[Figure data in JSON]

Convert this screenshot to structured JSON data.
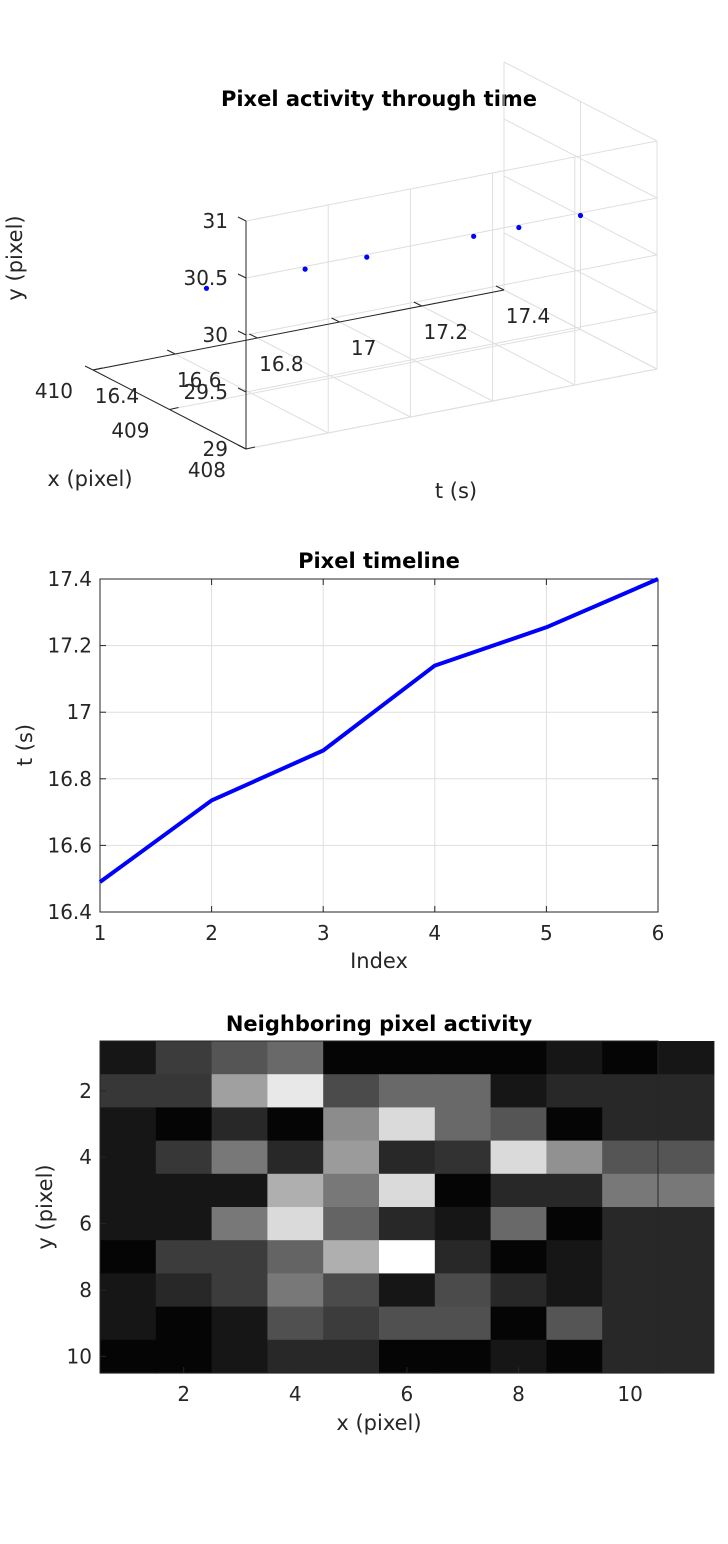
{
  "chart_data": [
    {
      "type": "scatter3d",
      "title": "Pixel activity through time",
      "xlabel": "x (pixel)",
      "ylabel": "y (pixel)",
      "zlabel": "t (s)",
      "t_ticks": [
        "16.4",
        "16.6",
        "16.8",
        "17",
        "17.2",
        "17.4"
      ],
      "x_ticks": [
        "408",
        "409",
        "410"
      ],
      "y_ticks": [
        "29",
        "29.5",
        "30",
        "30.5",
        "31"
      ],
      "tlim": [
        16.4,
        17.4
      ],
      "xlim": [
        408,
        410
      ],
      "ylim": [
        29,
        31
      ],
      "color": "#0000ff",
      "grid": true,
      "points": [
        {
          "t": 16.49,
          "x": 409,
          "y": 30
        },
        {
          "t": 16.73,
          "x": 409,
          "y": 30
        },
        {
          "t": 16.88,
          "x": 409,
          "y": 30
        },
        {
          "t": 17.14,
          "x": 409,
          "y": 30
        },
        {
          "t": 17.25,
          "x": 409,
          "y": 30
        },
        {
          "t": 17.4,
          "x": 409,
          "y": 30
        }
      ]
    },
    {
      "type": "line",
      "title": "Pixel timeline",
      "xlabel": "Index",
      "ylabel": "t (s)",
      "x": [
        1,
        2,
        3,
        4,
        5,
        6
      ],
      "values": [
        16.49,
        16.735,
        16.885,
        17.14,
        17.255,
        17.4
      ],
      "x_ticks": [
        "1",
        "2",
        "3",
        "4",
        "5",
        "6"
      ],
      "y_ticks": [
        "16.4",
        "16.6",
        "16.8",
        "17",
        "17.2",
        "17.4"
      ],
      "xlim": [
        1,
        6
      ],
      "ylim": [
        16.4,
        17.4
      ],
      "color": "#0000ff",
      "grid": true
    },
    {
      "type": "heatmap",
      "title": "Neighboring pixel activity",
      "xlabel": "x (pixel)",
      "ylabel": "y (pixel)",
      "x_ticks": [
        "2",
        "4",
        "6",
        "8",
        "10"
      ],
      "y_ticks": [
        "2",
        "4",
        "6",
        "8",
        "10"
      ],
      "colormap": "gray",
      "values": [
        [
          22,
          60,
          85,
          105,
          5,
          5,
          5,
          5,
          22,
          5,
          22
        ],
        [
          55,
          55,
          160,
          232,
          75,
          105,
          105,
          22,
          40,
          40,
          40
        ],
        [
          22,
          5,
          40,
          5,
          140,
          218,
          105,
          85,
          5,
          40,
          40
        ],
        [
          22,
          55,
          120,
          40,
          155,
          40,
          50,
          218,
          145,
          85,
          85
        ],
        [
          22,
          22,
          22,
          175,
          120,
          218,
          5,
          40,
          40,
          120,
          120
        ],
        [
          22,
          22,
          120,
          218,
          100,
          40,
          22,
          105,
          5,
          40,
          40
        ],
        [
          5,
          60,
          60,
          100,
          175,
          255,
          40,
          5,
          22,
          40,
          40
        ],
        [
          22,
          40,
          60,
          120,
          75,
          22,
          75,
          40,
          22,
          40,
          40
        ],
        [
          22,
          5,
          22,
          80,
          60,
          80,
          80,
          5,
          85,
          40,
          40
        ],
        [
          5,
          5,
          22,
          40,
          40,
          5,
          5,
          22,
          5,
          40,
          40
        ]
      ]
    }
  ]
}
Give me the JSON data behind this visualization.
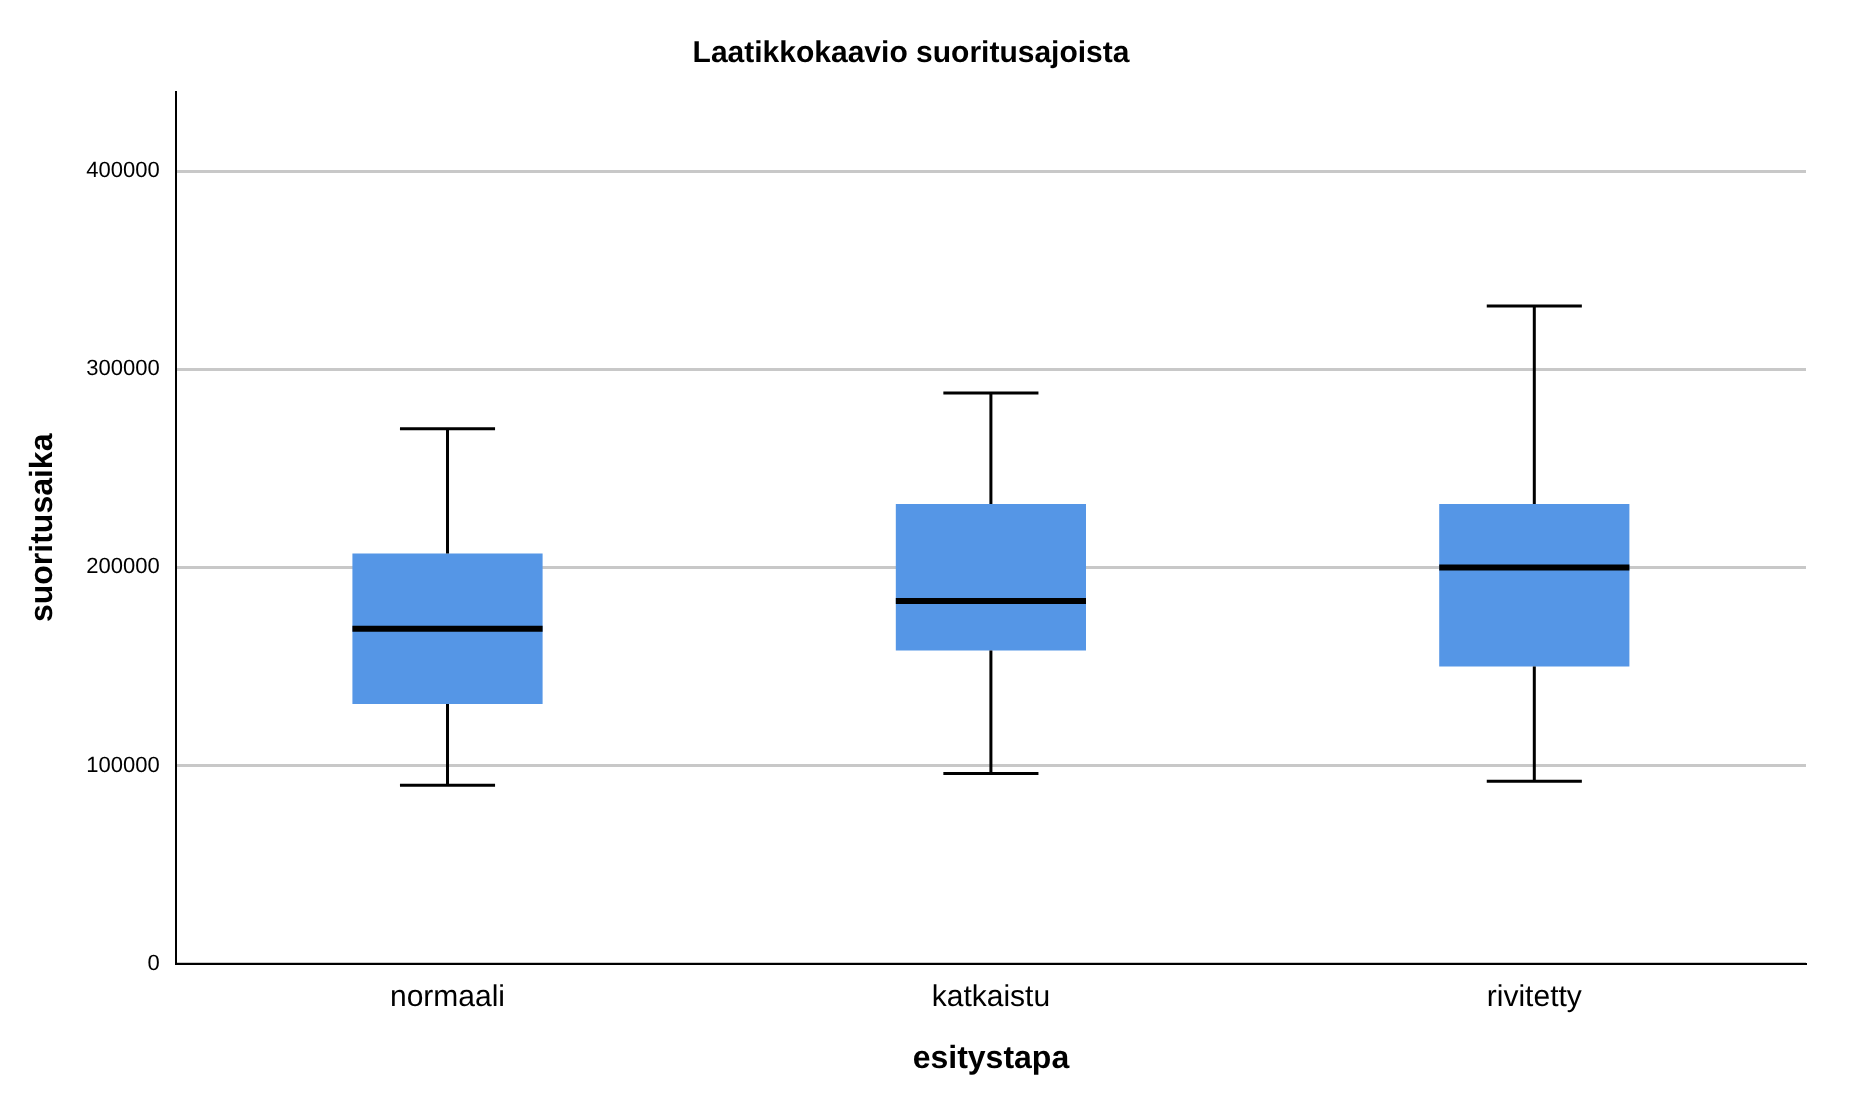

§ WRITTEN PROBLEM
Reproduce every line precisely as given, omitting all pictures.

§ REPLY TO THE TASK
Convert this screenshot to structured JSON data.
{
  "chart_data": [
    {
      "type": "scatter3d",
      "title": "Pixel activity through time",
      "xlabel": "x (pixel)",
      "ylabel": "y (pixel)",
      "zlabel": "t (s)",
      "t_ticks": [
        "16.4",
        "16.6",
        "16.8",
        "17",
        "17.2",
        "17.4"
      ],
      "x_ticks": [
        "408",
        "409",
        "410"
      ],
      "y_ticks": [
        "29",
        "29.5",
        "30",
        "30.5",
        "31"
      ],
      "tlim": [
        16.4,
        17.4
      ],
      "xlim": [
        408,
        410
      ],
      "ylim": [
        29,
        31
      ],
      "color": "#0000ff",
      "grid": true,
      "points": [
        {
          "t": 16.49,
          "x": 409,
          "y": 30
        },
        {
          "t": 16.73,
          "x": 409,
          "y": 30
        },
        {
          "t": 16.88,
          "x": 409,
          "y": 30
        },
        {
          "t": 17.14,
          "x": 409,
          "y": 30
        },
        {
          "t": 17.25,
          "x": 409,
          "y": 30
        },
        {
          "t": 17.4,
          "x": 409,
          "y": 30
        }
      ]
    },
    {
      "type": "line",
      "title": "Pixel timeline",
      "xlabel": "Index",
      "ylabel": "t (s)",
      "x": [
        1,
        2,
        3,
        4,
        5,
        6
      ],
      "values": [
        16.49,
        16.735,
        16.885,
        17.14,
        17.255,
        17.4
      ],
      "x_ticks": [
        "1",
        "2",
        "3",
        "4",
        "5",
        "6"
      ],
      "y_ticks": [
        "16.4",
        "16.6",
        "16.8",
        "17",
        "17.2",
        "17.4"
      ],
      "xlim": [
        1,
        6
      ],
      "ylim": [
        16.4,
        17.4
      ],
      "color": "#0000ff",
      "grid": true
    },
    {
      "type": "heatmap",
      "title": "Neighboring pixel activity",
      "xlabel": "x (pixel)",
      "ylabel": "y (pixel)",
      "x_ticks": [
        "2",
        "4",
        "6",
        "8",
        "10"
      ],
      "y_ticks": [
        "2",
        "4",
        "6",
        "8",
        "10"
      ],
      "colormap": "gray",
      "values": [
        [
          22,
          60,
          85,
          105,
          5,
          5,
          5,
          5,
          22,
          5,
          22
        ],
        [
          55,
          55,
          160,
          232,
          75,
          105,
          105,
          22,
          40,
          40,
          40
        ],
        [
          22,
          5,
          40,
          5,
          140,
          218,
          105,
          85,
          5,
          40,
          40
        ],
        [
          22,
          55,
          120,
          40,
          155,
          40,
          50,
          218,
          145,
          85,
          85
        ],
        [
          22,
          22,
          22,
          175,
          120,
          218,
          5,
          40,
          40,
          120,
          120
        ],
        [
          22,
          22,
          120,
          218,
          100,
          40,
          22,
          105,
          5,
          40,
          40
        ],
        [
          5,
          60,
          60,
          100,
          175,
          255,
          40,
          5,
          22,
          40,
          40
        ],
        [
          22,
          40,
          60,
          120,
          75,
          22,
          75,
          40,
          22,
          40,
          40
        ],
        [
          22,
          5,
          22,
          80,
          60,
          80,
          80,
          5,
          85,
          40,
          40
        ],
        [
          5,
          5,
          22,
          40,
          40,
          5,
          5,
          22,
          5,
          40,
          40
        ]
      ]
    }
  ]
}
Give me the JSON data behind this visualization.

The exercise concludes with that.